GIVEN DATA start

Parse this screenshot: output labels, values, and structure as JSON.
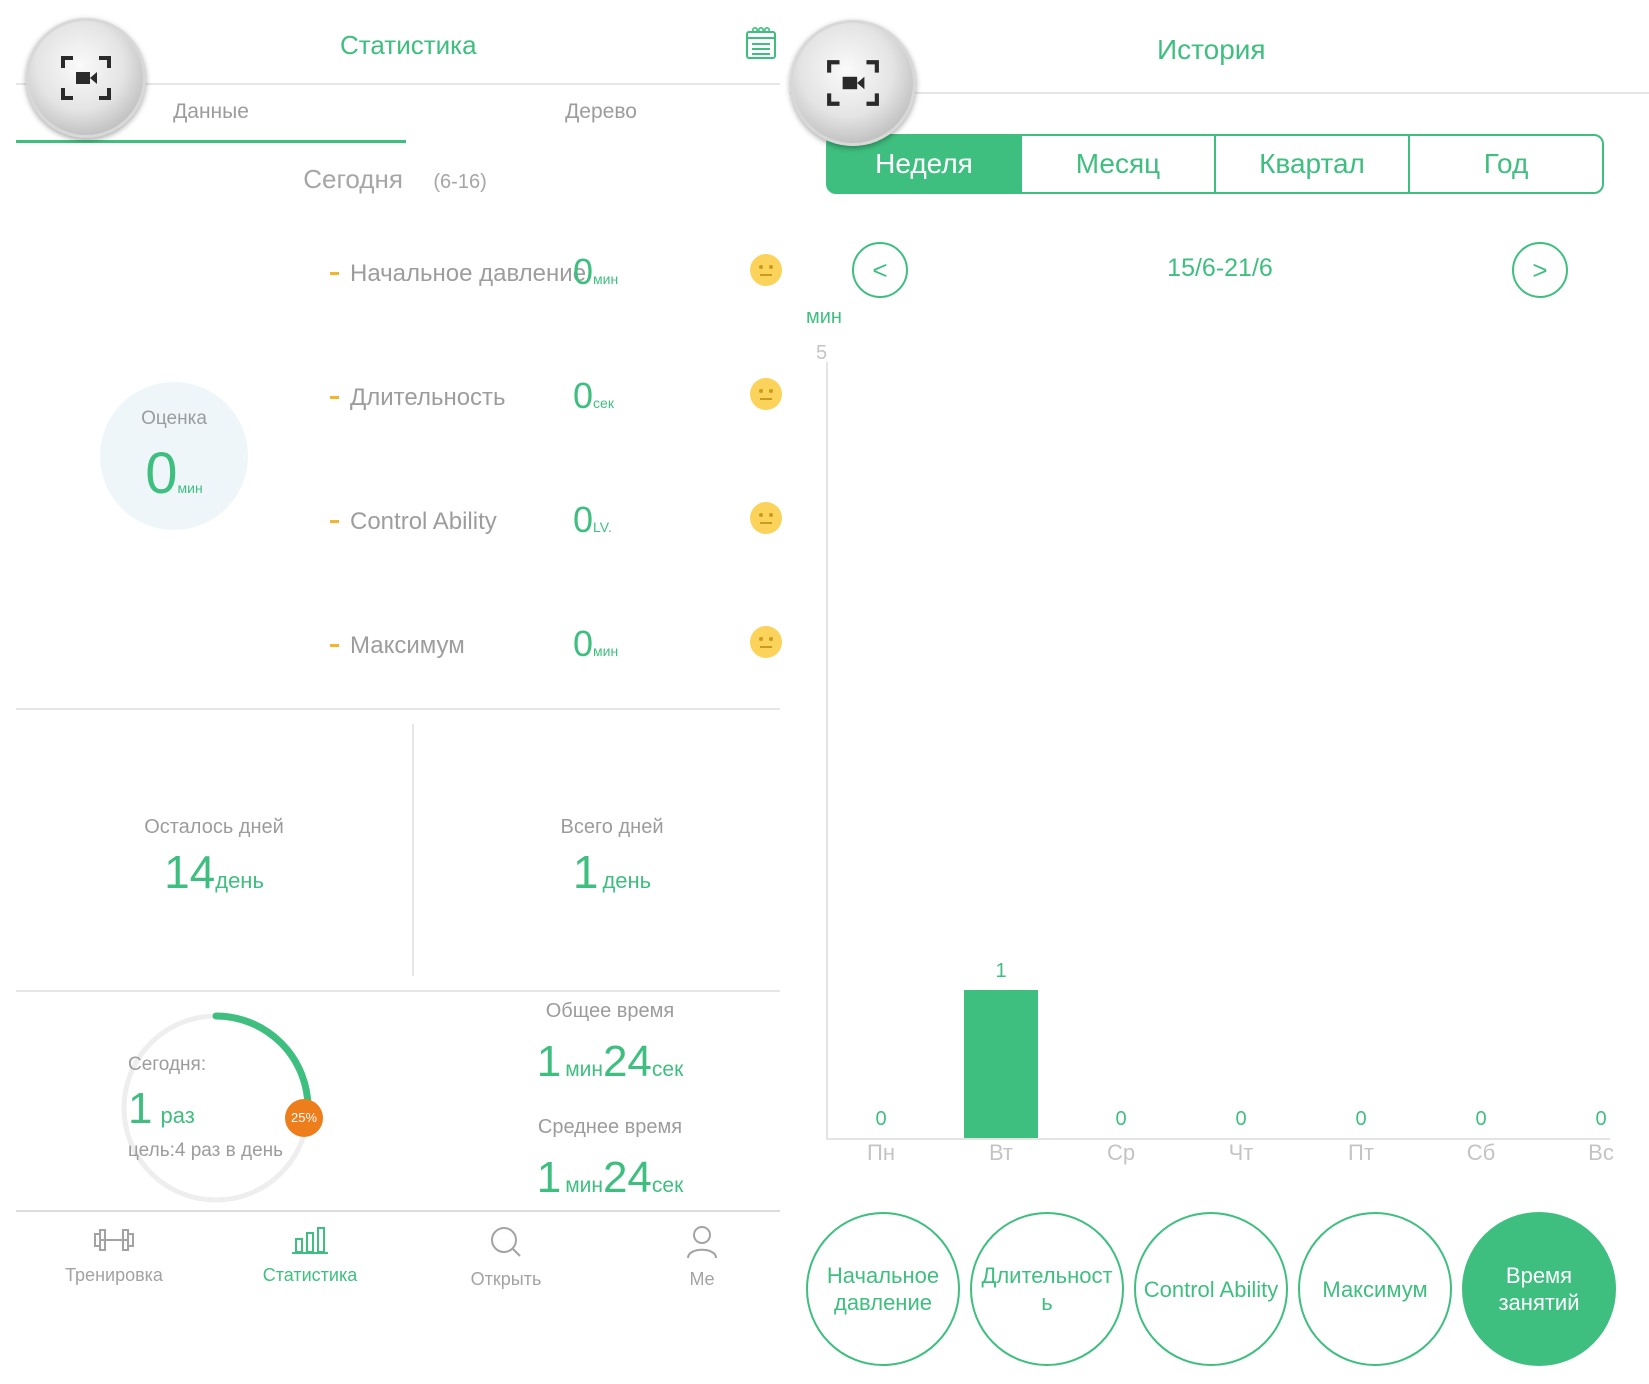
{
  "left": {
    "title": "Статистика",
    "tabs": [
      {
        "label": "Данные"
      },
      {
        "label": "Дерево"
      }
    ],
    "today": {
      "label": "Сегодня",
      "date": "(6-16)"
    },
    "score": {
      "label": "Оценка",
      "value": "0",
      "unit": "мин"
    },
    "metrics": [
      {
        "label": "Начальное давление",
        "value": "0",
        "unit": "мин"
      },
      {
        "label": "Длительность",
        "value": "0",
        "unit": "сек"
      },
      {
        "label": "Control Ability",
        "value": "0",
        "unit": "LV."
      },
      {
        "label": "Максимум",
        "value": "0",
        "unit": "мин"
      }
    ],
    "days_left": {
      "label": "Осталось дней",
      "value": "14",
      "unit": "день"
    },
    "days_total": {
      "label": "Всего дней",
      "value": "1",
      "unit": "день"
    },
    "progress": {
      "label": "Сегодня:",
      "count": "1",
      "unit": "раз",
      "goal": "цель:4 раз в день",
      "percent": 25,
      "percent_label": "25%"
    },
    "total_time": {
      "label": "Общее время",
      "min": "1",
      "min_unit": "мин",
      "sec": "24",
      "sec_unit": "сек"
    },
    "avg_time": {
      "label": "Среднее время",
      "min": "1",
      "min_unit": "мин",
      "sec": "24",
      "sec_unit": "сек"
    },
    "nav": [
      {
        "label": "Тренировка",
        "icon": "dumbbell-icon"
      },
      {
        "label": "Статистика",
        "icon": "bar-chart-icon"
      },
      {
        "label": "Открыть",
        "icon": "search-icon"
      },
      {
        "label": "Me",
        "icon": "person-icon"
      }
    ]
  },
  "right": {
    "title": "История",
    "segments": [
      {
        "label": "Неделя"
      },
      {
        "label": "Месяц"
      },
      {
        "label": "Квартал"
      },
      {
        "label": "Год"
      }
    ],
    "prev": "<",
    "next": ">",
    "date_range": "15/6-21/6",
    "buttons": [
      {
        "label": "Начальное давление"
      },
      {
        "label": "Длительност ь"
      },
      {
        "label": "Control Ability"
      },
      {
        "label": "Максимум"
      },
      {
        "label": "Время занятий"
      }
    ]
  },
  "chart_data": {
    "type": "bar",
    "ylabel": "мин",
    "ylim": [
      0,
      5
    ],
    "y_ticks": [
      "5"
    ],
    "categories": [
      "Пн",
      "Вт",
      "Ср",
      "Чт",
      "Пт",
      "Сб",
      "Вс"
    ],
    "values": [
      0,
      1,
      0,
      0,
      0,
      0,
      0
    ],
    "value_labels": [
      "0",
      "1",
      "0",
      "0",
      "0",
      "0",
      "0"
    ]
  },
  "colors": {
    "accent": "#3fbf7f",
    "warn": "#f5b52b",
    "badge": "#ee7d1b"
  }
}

GIVEN DATA end

WORK TO COMPLETE
Go over the records above and tally each line that includes "дней". Give the total by itself.

RIGHT ANSWER
2